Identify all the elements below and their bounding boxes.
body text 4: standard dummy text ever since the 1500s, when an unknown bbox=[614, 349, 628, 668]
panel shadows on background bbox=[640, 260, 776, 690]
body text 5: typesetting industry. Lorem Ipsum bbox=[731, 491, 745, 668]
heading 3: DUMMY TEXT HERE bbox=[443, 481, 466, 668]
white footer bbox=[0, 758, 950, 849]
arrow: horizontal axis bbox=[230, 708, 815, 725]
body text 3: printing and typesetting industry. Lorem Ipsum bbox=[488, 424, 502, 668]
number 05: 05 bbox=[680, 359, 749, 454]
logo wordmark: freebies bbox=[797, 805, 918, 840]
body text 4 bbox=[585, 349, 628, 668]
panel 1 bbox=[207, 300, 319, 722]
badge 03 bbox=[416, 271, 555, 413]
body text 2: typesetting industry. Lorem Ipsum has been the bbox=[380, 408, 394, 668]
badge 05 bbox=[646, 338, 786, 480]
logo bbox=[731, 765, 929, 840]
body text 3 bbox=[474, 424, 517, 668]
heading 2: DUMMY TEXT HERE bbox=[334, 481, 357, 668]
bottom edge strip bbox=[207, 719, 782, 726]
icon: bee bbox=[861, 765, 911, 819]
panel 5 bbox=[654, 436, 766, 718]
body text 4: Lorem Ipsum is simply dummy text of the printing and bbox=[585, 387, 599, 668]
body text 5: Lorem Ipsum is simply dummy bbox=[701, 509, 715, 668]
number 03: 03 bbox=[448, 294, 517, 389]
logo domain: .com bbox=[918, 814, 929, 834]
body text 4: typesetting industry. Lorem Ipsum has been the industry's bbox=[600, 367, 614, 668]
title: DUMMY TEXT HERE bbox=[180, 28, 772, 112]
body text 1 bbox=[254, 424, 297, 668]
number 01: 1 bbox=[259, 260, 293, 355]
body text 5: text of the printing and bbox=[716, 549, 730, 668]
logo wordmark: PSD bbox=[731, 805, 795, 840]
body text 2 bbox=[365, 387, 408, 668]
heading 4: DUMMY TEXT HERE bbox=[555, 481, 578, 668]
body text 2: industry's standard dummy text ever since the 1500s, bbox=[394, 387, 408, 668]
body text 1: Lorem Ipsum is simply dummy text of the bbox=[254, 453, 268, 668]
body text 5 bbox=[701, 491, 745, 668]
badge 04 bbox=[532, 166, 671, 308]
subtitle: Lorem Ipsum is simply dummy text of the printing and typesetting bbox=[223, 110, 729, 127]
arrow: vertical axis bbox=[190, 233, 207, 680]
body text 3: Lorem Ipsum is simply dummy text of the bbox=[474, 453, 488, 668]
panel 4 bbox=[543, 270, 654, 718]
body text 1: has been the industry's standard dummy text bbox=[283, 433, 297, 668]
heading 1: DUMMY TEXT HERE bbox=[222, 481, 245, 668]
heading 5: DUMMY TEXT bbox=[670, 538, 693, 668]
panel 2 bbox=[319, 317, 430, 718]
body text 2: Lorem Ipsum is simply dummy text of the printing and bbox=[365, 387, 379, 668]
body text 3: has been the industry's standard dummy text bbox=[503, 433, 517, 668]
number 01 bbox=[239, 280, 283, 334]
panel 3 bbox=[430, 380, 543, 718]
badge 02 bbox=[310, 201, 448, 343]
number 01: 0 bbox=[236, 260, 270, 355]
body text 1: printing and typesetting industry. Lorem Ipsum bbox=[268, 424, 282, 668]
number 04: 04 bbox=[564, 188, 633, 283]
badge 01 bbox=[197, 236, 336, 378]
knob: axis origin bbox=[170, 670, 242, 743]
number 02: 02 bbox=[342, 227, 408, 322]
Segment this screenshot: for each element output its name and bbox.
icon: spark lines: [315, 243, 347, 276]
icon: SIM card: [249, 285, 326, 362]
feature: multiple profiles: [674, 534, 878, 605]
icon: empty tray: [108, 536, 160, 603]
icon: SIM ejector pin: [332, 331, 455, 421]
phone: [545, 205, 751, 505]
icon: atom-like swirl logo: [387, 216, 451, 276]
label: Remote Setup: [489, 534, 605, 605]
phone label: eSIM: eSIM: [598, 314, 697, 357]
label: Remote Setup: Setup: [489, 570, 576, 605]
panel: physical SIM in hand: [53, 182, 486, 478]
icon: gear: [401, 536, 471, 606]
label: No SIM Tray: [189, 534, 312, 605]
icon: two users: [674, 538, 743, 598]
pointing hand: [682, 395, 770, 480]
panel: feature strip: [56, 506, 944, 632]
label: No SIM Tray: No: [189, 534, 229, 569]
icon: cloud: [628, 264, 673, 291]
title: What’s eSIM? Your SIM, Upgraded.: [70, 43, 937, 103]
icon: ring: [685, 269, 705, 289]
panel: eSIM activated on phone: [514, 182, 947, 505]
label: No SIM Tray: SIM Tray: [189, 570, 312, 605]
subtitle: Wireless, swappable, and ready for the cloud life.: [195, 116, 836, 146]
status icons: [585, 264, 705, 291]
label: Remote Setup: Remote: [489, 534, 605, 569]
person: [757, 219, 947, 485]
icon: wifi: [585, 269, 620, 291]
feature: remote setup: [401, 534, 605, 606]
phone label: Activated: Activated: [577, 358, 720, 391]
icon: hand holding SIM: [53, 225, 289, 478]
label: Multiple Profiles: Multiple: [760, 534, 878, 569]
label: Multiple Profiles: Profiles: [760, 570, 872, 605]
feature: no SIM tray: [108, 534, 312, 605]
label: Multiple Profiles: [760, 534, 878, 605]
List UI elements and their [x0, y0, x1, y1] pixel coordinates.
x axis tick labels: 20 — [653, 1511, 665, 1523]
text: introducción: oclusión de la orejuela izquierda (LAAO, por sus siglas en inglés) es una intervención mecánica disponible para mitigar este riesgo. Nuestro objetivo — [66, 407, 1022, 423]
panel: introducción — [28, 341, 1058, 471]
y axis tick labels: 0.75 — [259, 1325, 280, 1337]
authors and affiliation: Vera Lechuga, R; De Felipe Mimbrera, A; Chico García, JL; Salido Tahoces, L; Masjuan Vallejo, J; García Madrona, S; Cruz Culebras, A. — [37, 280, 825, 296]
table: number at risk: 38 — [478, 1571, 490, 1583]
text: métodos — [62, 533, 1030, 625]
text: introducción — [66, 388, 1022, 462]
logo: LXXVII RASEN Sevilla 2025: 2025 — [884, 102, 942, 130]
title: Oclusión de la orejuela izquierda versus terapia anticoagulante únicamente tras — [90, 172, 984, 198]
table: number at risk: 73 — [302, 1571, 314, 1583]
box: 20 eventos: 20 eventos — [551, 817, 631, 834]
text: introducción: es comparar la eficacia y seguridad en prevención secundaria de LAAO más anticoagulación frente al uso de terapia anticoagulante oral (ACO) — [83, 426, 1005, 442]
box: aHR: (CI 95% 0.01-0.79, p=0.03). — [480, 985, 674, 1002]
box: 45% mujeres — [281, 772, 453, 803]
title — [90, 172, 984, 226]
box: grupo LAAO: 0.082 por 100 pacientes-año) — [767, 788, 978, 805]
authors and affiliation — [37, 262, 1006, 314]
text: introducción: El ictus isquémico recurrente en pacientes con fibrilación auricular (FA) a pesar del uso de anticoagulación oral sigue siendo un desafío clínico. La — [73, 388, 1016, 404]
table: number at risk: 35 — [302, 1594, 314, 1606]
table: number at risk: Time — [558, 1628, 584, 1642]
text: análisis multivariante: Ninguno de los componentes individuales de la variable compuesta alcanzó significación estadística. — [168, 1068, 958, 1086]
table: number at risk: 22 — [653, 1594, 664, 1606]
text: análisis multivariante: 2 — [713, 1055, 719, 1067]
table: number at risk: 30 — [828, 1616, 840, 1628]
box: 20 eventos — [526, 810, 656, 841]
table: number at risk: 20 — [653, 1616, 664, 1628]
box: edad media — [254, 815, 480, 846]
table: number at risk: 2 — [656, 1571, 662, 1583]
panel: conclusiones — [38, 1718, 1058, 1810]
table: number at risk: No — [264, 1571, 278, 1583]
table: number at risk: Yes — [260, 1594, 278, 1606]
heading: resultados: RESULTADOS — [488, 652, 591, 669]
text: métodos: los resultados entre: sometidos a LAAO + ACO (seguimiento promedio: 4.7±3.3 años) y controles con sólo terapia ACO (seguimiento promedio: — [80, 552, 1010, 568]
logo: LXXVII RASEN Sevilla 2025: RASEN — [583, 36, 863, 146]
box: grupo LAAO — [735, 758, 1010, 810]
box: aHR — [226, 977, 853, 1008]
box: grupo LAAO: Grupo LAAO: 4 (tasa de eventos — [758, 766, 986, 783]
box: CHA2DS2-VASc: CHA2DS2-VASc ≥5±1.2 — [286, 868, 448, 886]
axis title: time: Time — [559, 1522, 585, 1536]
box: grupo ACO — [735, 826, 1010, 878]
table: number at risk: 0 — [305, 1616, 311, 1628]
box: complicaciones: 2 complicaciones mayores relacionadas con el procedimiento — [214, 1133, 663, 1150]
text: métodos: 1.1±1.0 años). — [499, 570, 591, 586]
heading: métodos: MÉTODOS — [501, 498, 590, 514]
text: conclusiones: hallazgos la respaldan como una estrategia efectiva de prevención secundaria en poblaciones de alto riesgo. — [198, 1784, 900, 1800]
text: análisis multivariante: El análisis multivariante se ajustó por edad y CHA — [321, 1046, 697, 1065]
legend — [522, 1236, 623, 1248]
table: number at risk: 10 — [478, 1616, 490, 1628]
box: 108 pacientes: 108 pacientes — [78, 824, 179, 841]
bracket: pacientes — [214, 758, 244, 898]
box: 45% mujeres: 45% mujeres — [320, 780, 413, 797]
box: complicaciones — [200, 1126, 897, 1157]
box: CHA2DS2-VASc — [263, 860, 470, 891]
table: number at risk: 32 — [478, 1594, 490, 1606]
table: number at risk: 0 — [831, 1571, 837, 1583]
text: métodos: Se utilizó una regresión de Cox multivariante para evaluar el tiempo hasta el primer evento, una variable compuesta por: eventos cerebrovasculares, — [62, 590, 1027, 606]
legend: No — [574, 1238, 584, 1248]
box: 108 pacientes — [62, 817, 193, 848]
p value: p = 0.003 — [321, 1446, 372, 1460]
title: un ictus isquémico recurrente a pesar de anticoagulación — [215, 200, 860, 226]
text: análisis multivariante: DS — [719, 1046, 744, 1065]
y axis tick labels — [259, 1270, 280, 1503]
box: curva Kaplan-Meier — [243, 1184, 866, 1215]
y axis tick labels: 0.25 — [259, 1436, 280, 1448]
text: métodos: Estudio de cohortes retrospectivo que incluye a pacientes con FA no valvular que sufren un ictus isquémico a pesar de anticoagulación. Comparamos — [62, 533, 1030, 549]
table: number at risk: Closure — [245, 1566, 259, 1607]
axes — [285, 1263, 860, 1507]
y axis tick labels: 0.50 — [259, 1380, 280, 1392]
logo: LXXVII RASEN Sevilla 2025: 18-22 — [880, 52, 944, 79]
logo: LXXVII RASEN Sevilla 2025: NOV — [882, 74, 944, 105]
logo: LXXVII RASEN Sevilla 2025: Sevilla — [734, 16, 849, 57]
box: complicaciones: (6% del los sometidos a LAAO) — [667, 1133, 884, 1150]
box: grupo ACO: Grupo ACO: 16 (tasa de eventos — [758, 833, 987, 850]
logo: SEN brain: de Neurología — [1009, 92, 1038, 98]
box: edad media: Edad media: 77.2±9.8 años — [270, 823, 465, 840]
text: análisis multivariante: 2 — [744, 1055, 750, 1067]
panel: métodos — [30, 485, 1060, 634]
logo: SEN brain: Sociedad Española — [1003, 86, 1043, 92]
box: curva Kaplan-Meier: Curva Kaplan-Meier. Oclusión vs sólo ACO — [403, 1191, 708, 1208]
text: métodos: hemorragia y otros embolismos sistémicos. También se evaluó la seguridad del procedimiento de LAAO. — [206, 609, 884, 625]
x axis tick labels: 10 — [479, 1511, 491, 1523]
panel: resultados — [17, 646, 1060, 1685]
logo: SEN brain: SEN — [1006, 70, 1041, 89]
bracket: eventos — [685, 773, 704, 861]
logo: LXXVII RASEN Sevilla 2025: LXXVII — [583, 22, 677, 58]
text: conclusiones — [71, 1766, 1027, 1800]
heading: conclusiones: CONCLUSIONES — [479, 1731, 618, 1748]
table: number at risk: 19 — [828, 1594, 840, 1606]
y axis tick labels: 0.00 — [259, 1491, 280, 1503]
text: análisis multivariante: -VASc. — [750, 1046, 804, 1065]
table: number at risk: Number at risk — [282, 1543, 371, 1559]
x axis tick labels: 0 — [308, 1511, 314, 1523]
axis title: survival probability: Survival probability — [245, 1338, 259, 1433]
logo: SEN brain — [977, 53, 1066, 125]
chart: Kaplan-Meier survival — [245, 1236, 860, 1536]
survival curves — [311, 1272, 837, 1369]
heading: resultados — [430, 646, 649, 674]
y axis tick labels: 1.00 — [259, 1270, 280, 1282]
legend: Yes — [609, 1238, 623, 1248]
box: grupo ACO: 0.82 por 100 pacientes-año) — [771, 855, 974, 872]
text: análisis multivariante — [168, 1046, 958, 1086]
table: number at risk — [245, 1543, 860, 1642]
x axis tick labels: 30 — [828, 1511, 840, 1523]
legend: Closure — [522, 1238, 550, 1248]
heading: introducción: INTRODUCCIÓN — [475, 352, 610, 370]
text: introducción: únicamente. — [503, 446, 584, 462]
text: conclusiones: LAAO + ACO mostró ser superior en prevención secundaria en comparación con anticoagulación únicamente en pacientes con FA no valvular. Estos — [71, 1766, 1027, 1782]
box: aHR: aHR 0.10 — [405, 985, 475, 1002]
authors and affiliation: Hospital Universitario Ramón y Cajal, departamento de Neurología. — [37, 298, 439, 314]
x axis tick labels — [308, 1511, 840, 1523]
::::
▶ Exercise brief:
Rewrite the records from the start through the line containing "icon: bee bbox=[861, 765, 911, 819]", replacing "badge" with "marker" and keeping everything else unchanged.

▶ Response to the task:
Identify all the elements below and their bounding boxes.
body text 4: standard dummy text ever since the 1500s, when an unknown bbox=[614, 349, 628, 668]
panel shadows on background bbox=[640, 260, 776, 690]
body text 5: typesetting industry. Lorem Ipsum bbox=[731, 491, 745, 668]
heading 3: DUMMY TEXT HERE bbox=[443, 481, 466, 668]
white footer bbox=[0, 758, 950, 849]
arrow: horizontal axis bbox=[230, 708, 815, 725]
body text 3: printing and typesetting industry. Lorem Ipsum bbox=[488, 424, 502, 668]
number 05: 05 bbox=[680, 359, 749, 454]
logo wordmark: freebies bbox=[797, 805, 918, 840]
body text 4 bbox=[585, 349, 628, 668]
panel 1 bbox=[207, 300, 319, 722]
marker 03 bbox=[416, 271, 555, 413]
body text 2: typesetting industry. Lorem Ipsum has been the bbox=[380, 408, 394, 668]
marker 05 bbox=[646, 338, 786, 480]
logo bbox=[731, 765, 929, 840]
body text 3 bbox=[474, 424, 517, 668]
heading 2: DUMMY TEXT HERE bbox=[334, 481, 357, 668]
bottom edge strip bbox=[207, 719, 782, 726]
icon: bee bbox=[861, 765, 911, 819]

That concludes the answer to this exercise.